-- BEGIN --
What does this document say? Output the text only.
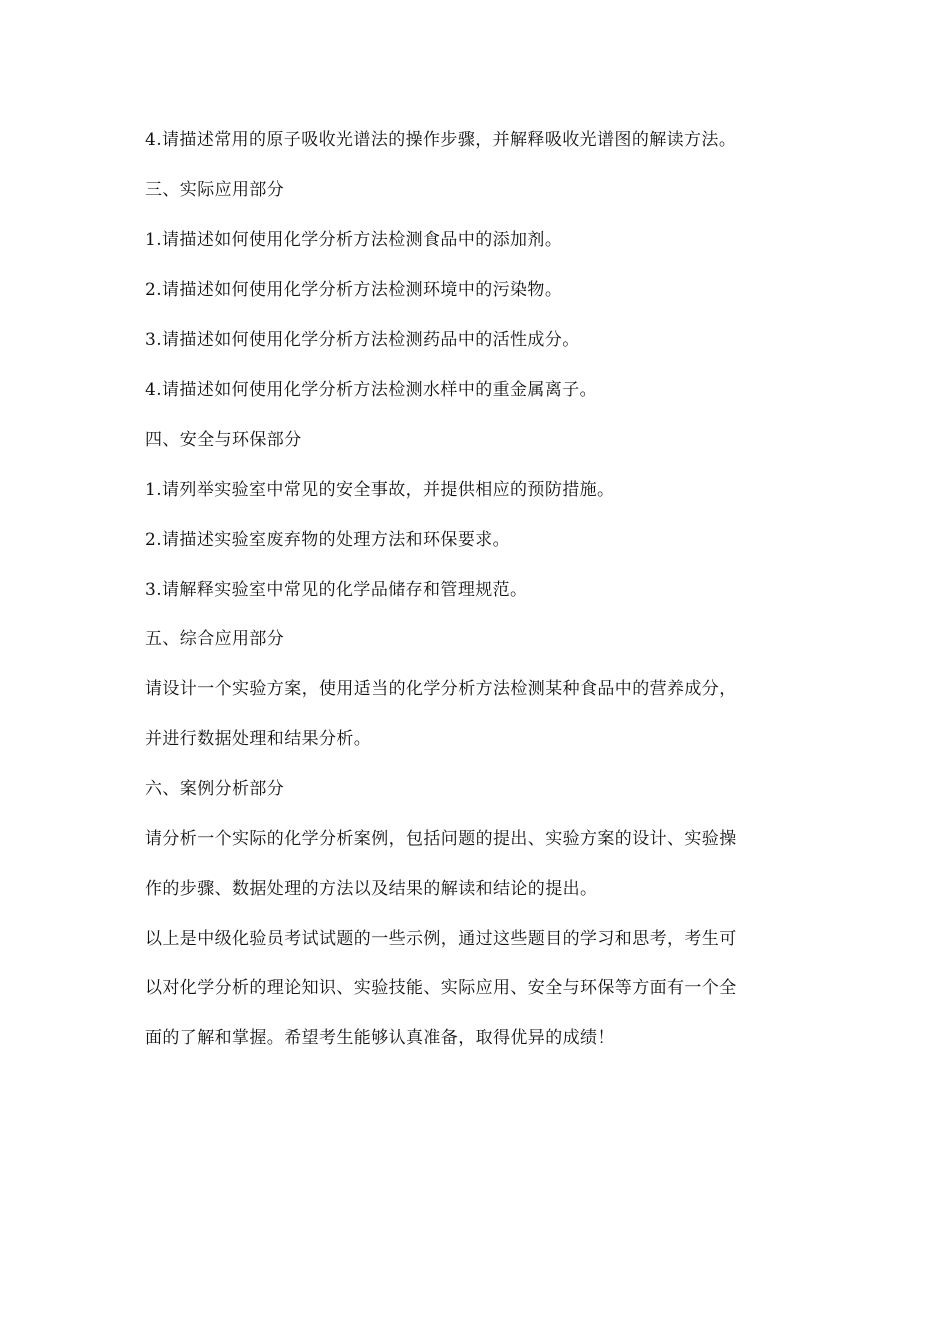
4.请描述常用的原子吸收光谱法的操作步骤，并解释吸收光谱图的解读方法。
三、实际应用部分
1.请描述如何使用化学分析方法检测食品中的添加剂。
2.请描述如何使用化学分析方法检测环境中的污染物。
3.请描述如何使用化学分析方法检测药品中的活性成分。
4.请描述如何使用化学分析方法检测水样中的重金属离子。
四、安全与环保部分
1.请列举实验室中常见的安全事故，并提供相应的预防措施。
2.请描述实验室废弃物的处理方法和环保要求。
3.请解释实验室中常见的化学品储存和管理规范。
五、综合应用部分
请设计一个实验方案，使用适当的化学分析方法检测某种食品中的营养成分，
并进行数据处理和结果分析。
六、案例分析部分
请分析一个实际的化学分析案例，包括问题的提出、实验方案的设计、实验操
作的步骤、数据处理的方法以及结果的解读和结论的提出。
以上是中级化验员考试试题的一些示例，通过这些题目的学习和思考，考生可
以对化学分析的理论知识、实验技能、实际应用、安全与环保等方面有一个全
面的了解和掌握。希望考生能够认真准备，取得优异的成绩！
-- END --
[DO THIS] Every record above should come back exactly, but without its pictures.

[RESPONSE]
What does this document say? Output the text only.
4.请描述常用的原子吸收光谱法的操作步骤，并解释吸收光谱图的解读方法。
三、实际应用部分
1.请描述如何使用化学分析方法检测食品中的添加剂。
2.请描述如何使用化学分析方法检测环境中的污染物。
3.请描述如何使用化学分析方法检测药品中的活性成分。
4.请描述如何使用化学分析方法检测水样中的重金属离子。
四、安全与环保部分
1.请列举实验室中常见的安全事故，并提供相应的预防措施。
2.请描述实验室废弃物的处理方法和环保要求。
3.请解释实验室中常见的化学品储存和管理规范。
五、综合应用部分
请设计一个实验方案，使用适当的化学分析方法检测某种食品中的营养成分，
并进行数据处理和结果分析。
六、案例分析部分
请分析一个实际的化学分析案例，包括问题的提出、实验方案的设计、实验操
作的步骤、数据处理的方法以及结果的解读和结论的提出。
以上是中级化验员考试试题的一些示例，通过这些题目的学习和思考，考生可
以对化学分析的理论知识、实验技能、实际应用、安全与环保等方面有一个全
面的了解和掌握。希望考生能够认真准备，取得优异的成绩！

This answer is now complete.